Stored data

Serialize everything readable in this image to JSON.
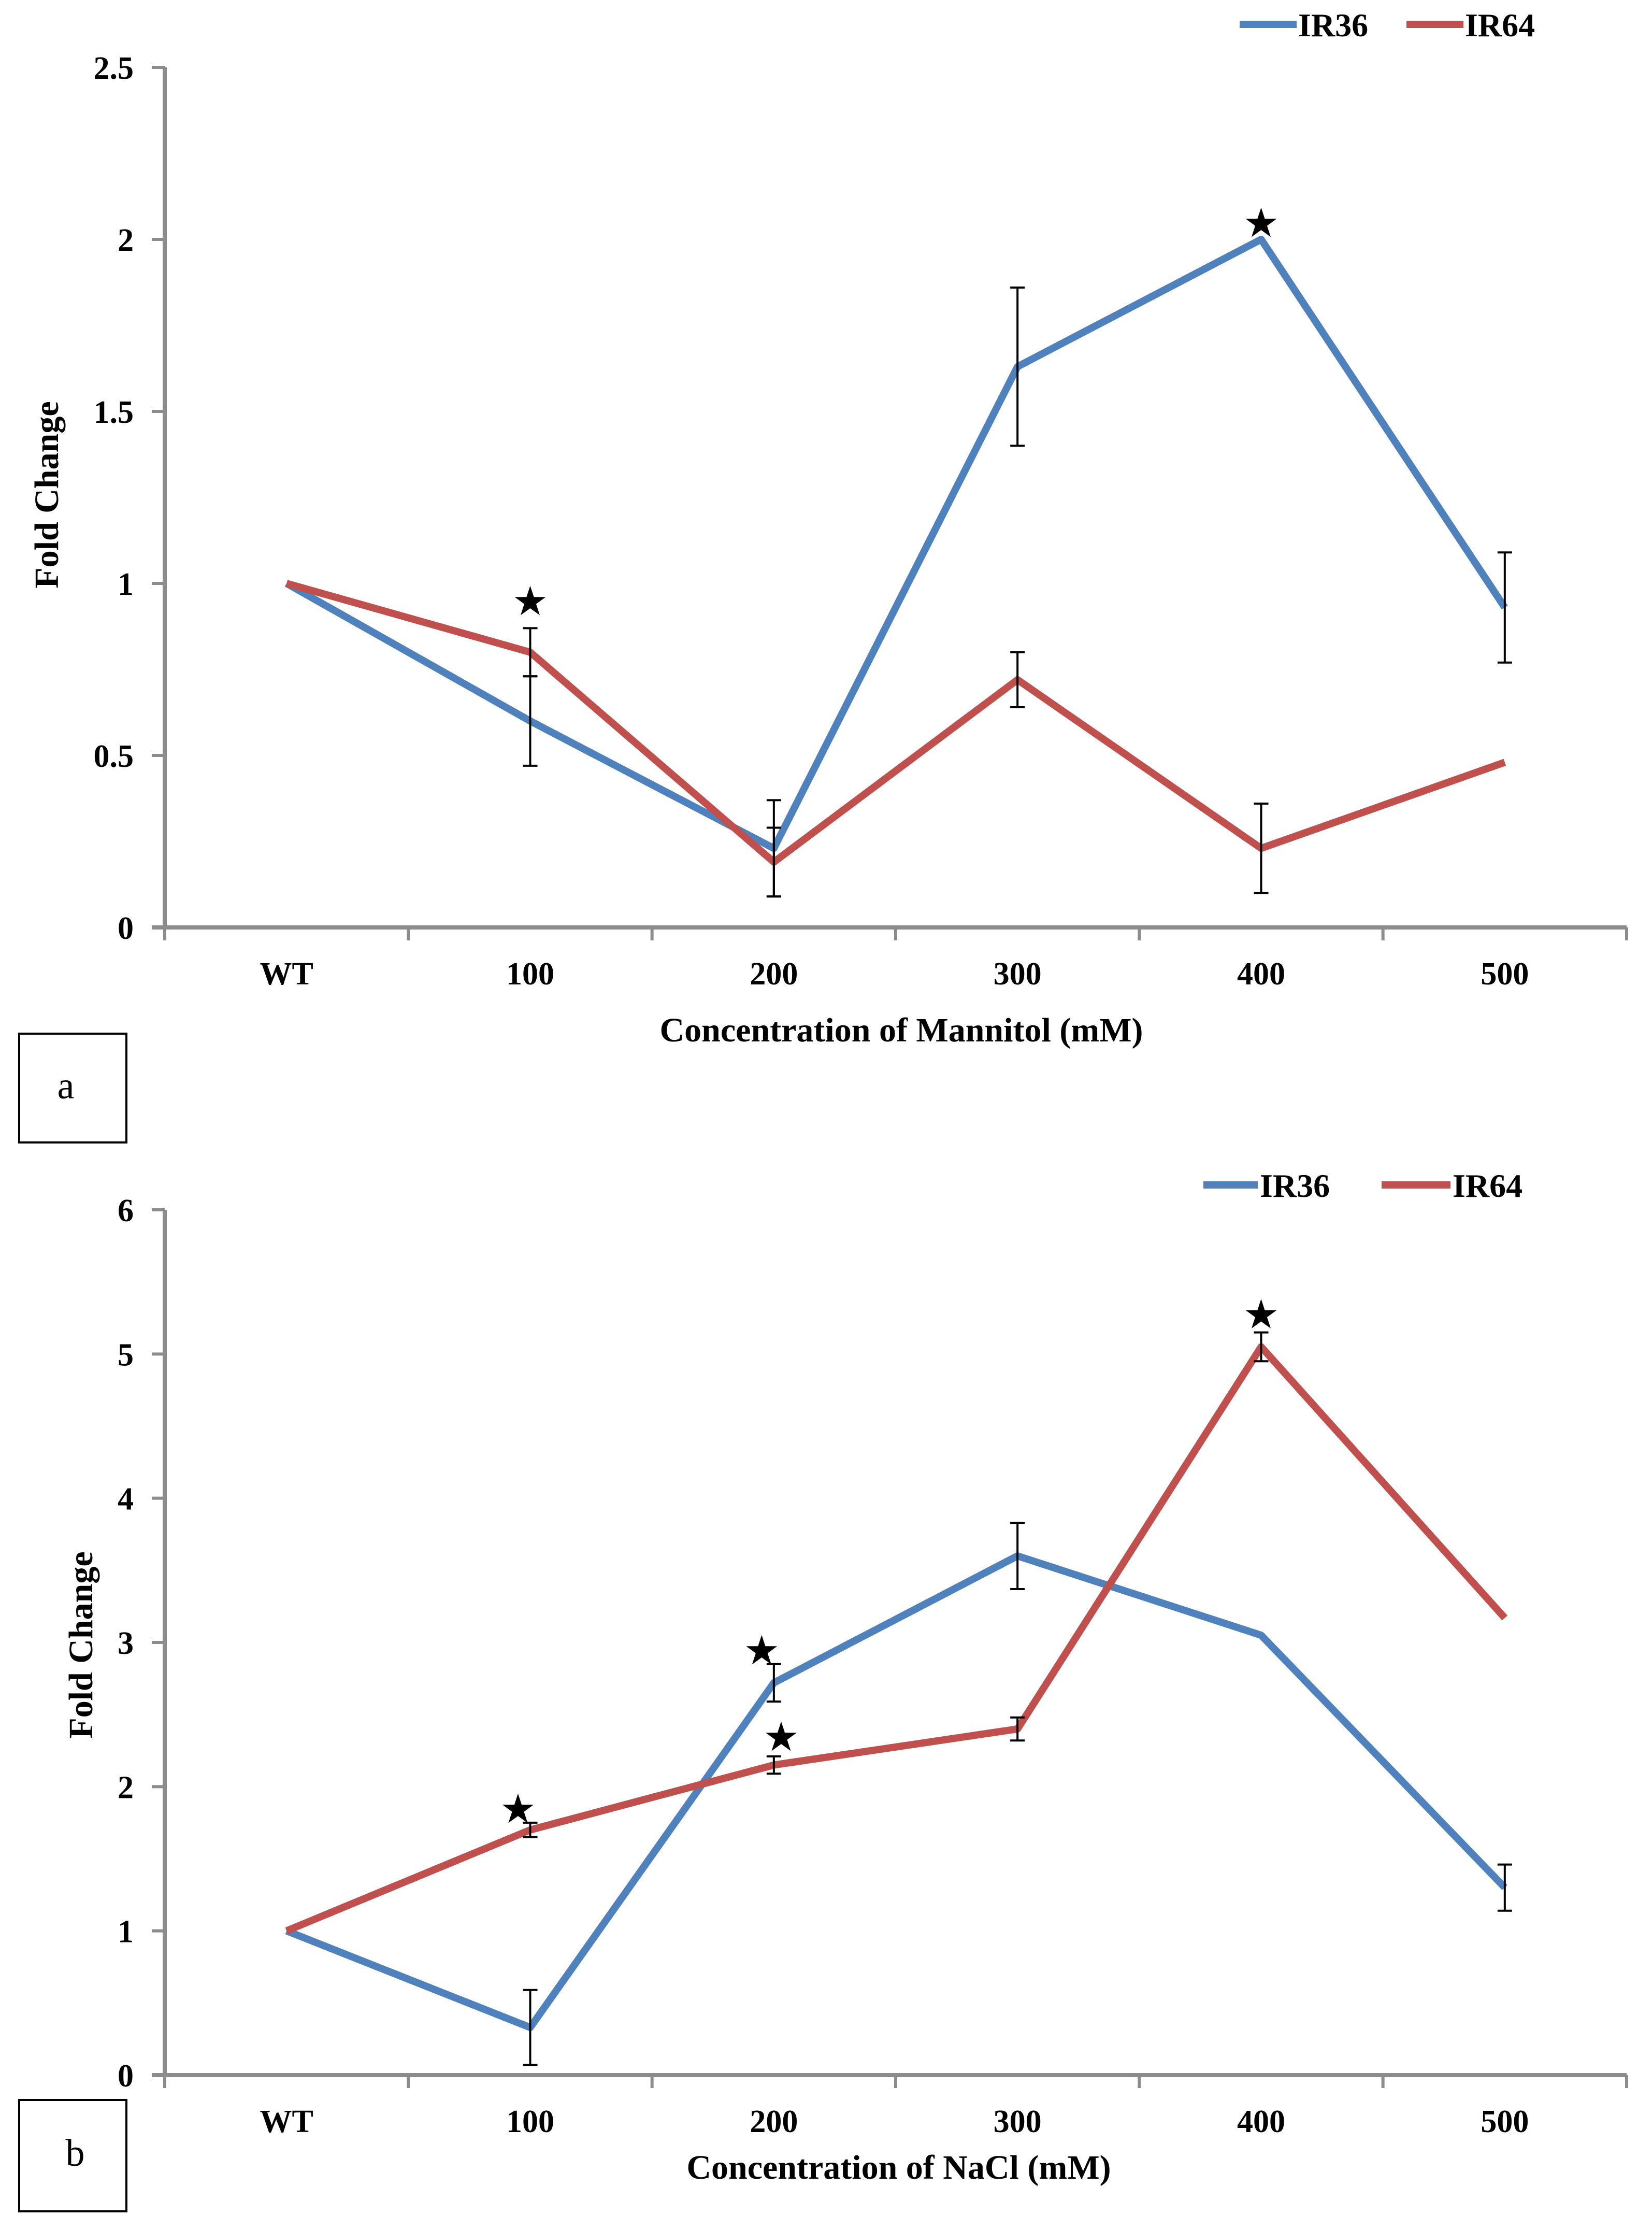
{
  "colors": {
    "IR36": "#4f81bd",
    "IR64": "#c0504d",
    "axis": "#8c8c8c"
  },
  "marker_glyph": "★",
  "chart_data": [
    {
      "type": "line",
      "panel_label": "a",
      "xlabel": "Concentration  of Mannitol  (mM)",
      "ylabel": "Fold Change",
      "categories": [
        "WT",
        "100",
        "200",
        "300",
        "400",
        "500"
      ],
      "ylim": [
        0,
        2.5
      ],
      "yticks": [
        "0",
        "0.5",
        "1",
        "1.5",
        "2",
        "2.5"
      ],
      "legend_position": "top-right",
      "grid": false,
      "series": [
        {
          "name": "IR36",
          "color": "#4f81bd",
          "values": [
            1,
            0.6,
            0.23,
            1.63,
            2.0,
            0.93
          ],
          "error": [
            null,
            0.13,
            0.14,
            0.23,
            null,
            0.16
          ]
        },
        {
          "name": "IR64",
          "color": "#c0504d",
          "values": [
            1,
            0.8,
            0.19,
            0.72,
            0.23,
            0.48
          ],
          "error": [
            null,
            0.07,
            0.1,
            0.08,
            0.13,
            null
          ]
        }
      ],
      "markers": [
        {
          "category": "100",
          "y": 0.95
        },
        {
          "category": "400",
          "y": 2.05
        }
      ]
    },
    {
      "type": "line",
      "panel_label": "b",
      "xlabel": "Concentration  of NaCl (mM)",
      "ylabel": "Fold Change",
      "categories": [
        "WT",
        "100",
        "200",
        "300",
        "400",
        "500"
      ],
      "ylim": [
        0,
        6
      ],
      "yticks": [
        "0",
        "1",
        "2",
        "3",
        "4",
        "5",
        "6"
      ],
      "legend_position": "top-right",
      "grid": false,
      "series": [
        {
          "name": "IR36",
          "color": "#4f81bd",
          "values": [
            1,
            0.33,
            2.72,
            3.6,
            3.05,
            1.3
          ],
          "error": [
            null,
            0.26,
            0.13,
            0.23,
            null,
            0.16
          ]
        },
        {
          "name": "IR64",
          "color": "#c0504d",
          "values": [
            1,
            1.7,
            2.15,
            2.4,
            5.05,
            3.17
          ],
          "error": [
            null,
            0.05,
            0.06,
            0.08,
            0.1,
            null
          ]
        }
      ],
      "markers": [
        {
          "category": "100",
          "y": 1.85,
          "dx": -0.05
        },
        {
          "category": "200",
          "y": 2.95,
          "dx": -0.05
        },
        {
          "category": "200",
          "y": 2.35,
          "dx": 0.03
        },
        {
          "category": "400",
          "y": 5.28
        }
      ]
    }
  ]
}
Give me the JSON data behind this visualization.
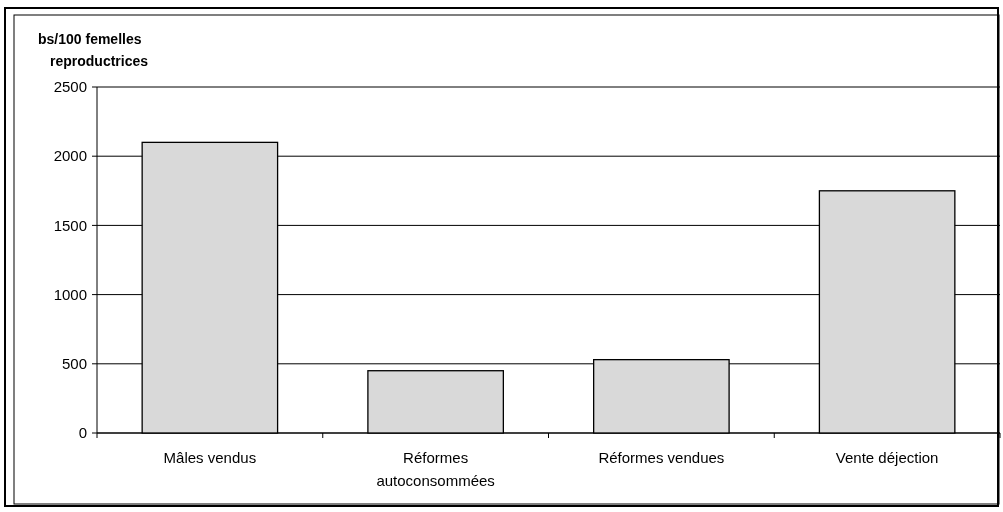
{
  "chart_data": {
    "type": "bar",
    "ylabel": "bs/100 femelles reproductrices",
    "categories": [
      "Mâles vendus",
      "Réformes autoconsommées",
      "Réformes vendues",
      "Vente déjection"
    ],
    "values": [
      2100,
      450,
      530,
      1750
    ],
    "color": "#d9d9d9",
    "ylim": [
      0,
      2500
    ],
    "yticks": [
      0,
      500,
      1000,
      1500,
      2000,
      2500
    ],
    "grid": "y"
  }
}
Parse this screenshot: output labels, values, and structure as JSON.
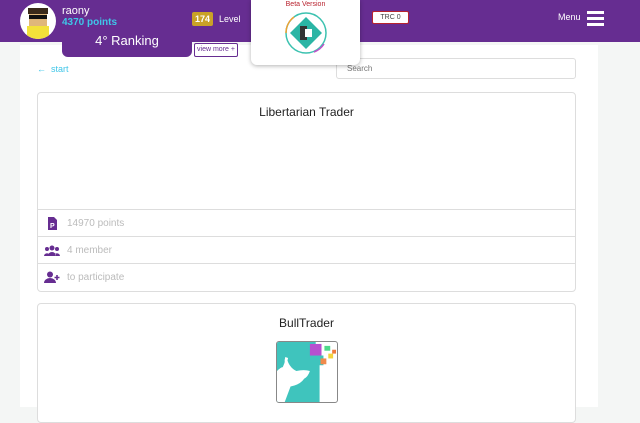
{
  "user": {
    "name": "raony",
    "points": "4370 points",
    "level_value": "174",
    "level_label": "Level",
    "ranking": "4° Ranking",
    "view_more": "view more +"
  },
  "beta": {
    "label": "Beta Version"
  },
  "trc": "TRC 0",
  "menu": {
    "label": "Menu",
    "icon": "hamburger-icon"
  },
  "nav": {
    "back_label": "start",
    "back_icon": "arrow-left-icon"
  },
  "search": {
    "placeholder": "Search",
    "value": ""
  },
  "colors": {
    "brand": "#662d91",
    "accent": "#3fc6e8",
    "badge": "#c9a227",
    "beta": "#b8232f"
  },
  "groups": [
    {
      "title": "Libertarian Trader",
      "points": "14970 points",
      "members": "4 member",
      "action": "to participate"
    },
    {
      "title": "BullTrader"
    }
  ]
}
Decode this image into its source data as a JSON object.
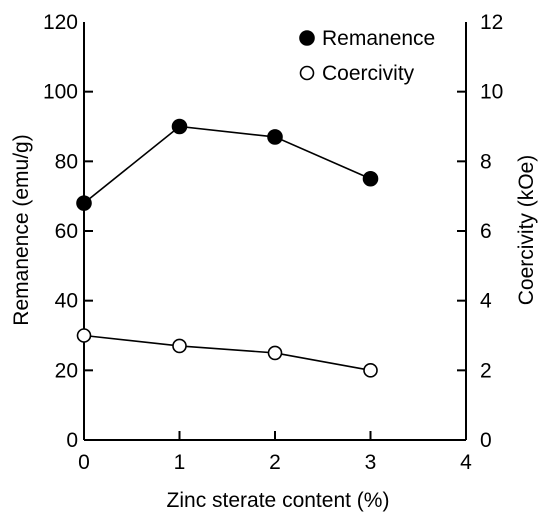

- _Exercise aim_
Go through the material above and print all of it exactly, except the pictures.

- _Response to the exercise_
Serialize everything readable in this image to JSON.
{
  "colors": {
    "IR36": "#4f81bd",
    "IR64": "#c0504d",
    "axis": "#8c8c8c"
  },
  "marker_glyph": "★",
  "chart_data": [
    {
      "type": "line",
      "panel_label": "a",
      "xlabel": "Concentration  of Mannitol  (mM)",
      "ylabel": "Fold Change",
      "categories": [
        "WT",
        "100",
        "200",
        "300",
        "400",
        "500"
      ],
      "ylim": [
        0,
        2.5
      ],
      "yticks": [
        "0",
        "0.5",
        "1",
        "1.5",
        "2",
        "2.5"
      ],
      "legend_position": "top-right",
      "grid": false,
      "series": [
        {
          "name": "IR36",
          "color": "#4f81bd",
          "values": [
            1,
            0.6,
            0.23,
            1.63,
            2.0,
            0.93
          ],
          "error": [
            null,
            0.13,
            0.14,
            0.23,
            null,
            0.16
          ]
        },
        {
          "name": "IR64",
          "color": "#c0504d",
          "values": [
            1,
            0.8,
            0.19,
            0.72,
            0.23,
            0.48
          ],
          "error": [
            null,
            0.07,
            0.1,
            0.08,
            0.13,
            null
          ]
        }
      ],
      "markers": [
        {
          "category": "100",
          "y": 0.95
        },
        {
          "category": "400",
          "y": 2.05
        }
      ]
    },
    {
      "type": "line",
      "panel_label": "b",
      "xlabel": "Concentration  of NaCl (mM)",
      "ylabel": "Fold Change",
      "categories": [
        "WT",
        "100",
        "200",
        "300",
        "400",
        "500"
      ],
      "ylim": [
        0,
        6
      ],
      "yticks": [
        "0",
        "1",
        "2",
        "3",
        "4",
        "5",
        "6"
      ],
      "legend_position": "top-right",
      "grid": false,
      "series": [
        {
          "name": "IR36",
          "color": "#4f81bd",
          "values": [
            1,
            0.33,
            2.72,
            3.6,
            3.05,
            1.3
          ],
          "error": [
            null,
            0.26,
            0.13,
            0.23,
            null,
            0.16
          ]
        },
        {
          "name": "IR64",
          "color": "#c0504d",
          "values": [
            1,
            1.7,
            2.15,
            2.4,
            5.05,
            3.17
          ],
          "error": [
            null,
            0.05,
            0.06,
            0.08,
            0.1,
            null
          ]
        }
      ],
      "markers": [
        {
          "category": "100",
          "y": 1.85,
          "dx": -0.05
        },
        {
          "category": "200",
          "y": 2.95,
          "dx": -0.05
        },
        {
          "category": "200",
          "y": 2.35,
          "dx": 0.03
        },
        {
          "category": "400",
          "y": 5.28
        }
      ]
    }
  ]
}
Give me the JSON data behind this visualization.
{
  "chart_data": {
    "type": "bar",
    "ylabel": "bs/100 femelles reproductrices",
    "categories": [
      "Mâles vendus",
      "Réformes autoconsommées",
      "Réformes vendues",
      "Vente déjection"
    ],
    "values": [
      2100,
      450,
      530,
      1750
    ],
    "color": "#d9d9d9",
    "ylim": [
      0,
      2500
    ],
    "yticks": [
      0,
      500,
      1000,
      1500,
      2000,
      2500
    ],
    "grid": "y"
  }
}
Parse this screenshot: output labels, values, and structure as JSON.
{
  "user": {
    "name": "raony",
    "points": "4370 points",
    "level_value": "174",
    "level_label": "Level",
    "ranking": "4° Ranking",
    "view_more": "view more +"
  },
  "beta": {
    "label": "Beta Version"
  },
  "trc": "TRC 0",
  "menu": {
    "label": "Menu",
    "icon": "hamburger-icon"
  },
  "nav": {
    "back_label": "start",
    "back_icon": "arrow-left-icon"
  },
  "search": {
    "placeholder": "Search",
    "value": ""
  },
  "colors": {
    "brand": "#662d91",
    "accent": "#3fc6e8",
    "badge": "#c9a227",
    "beta": "#b8232f"
  },
  "groups": [
    {
      "title": "Libertarian Trader",
      "points": "14970 points",
      "members": "4 member",
      "action": "to participate"
    },
    {
      "title": "BullTrader"
    }
  ]
}
Decode this image into its source data as a JSON object.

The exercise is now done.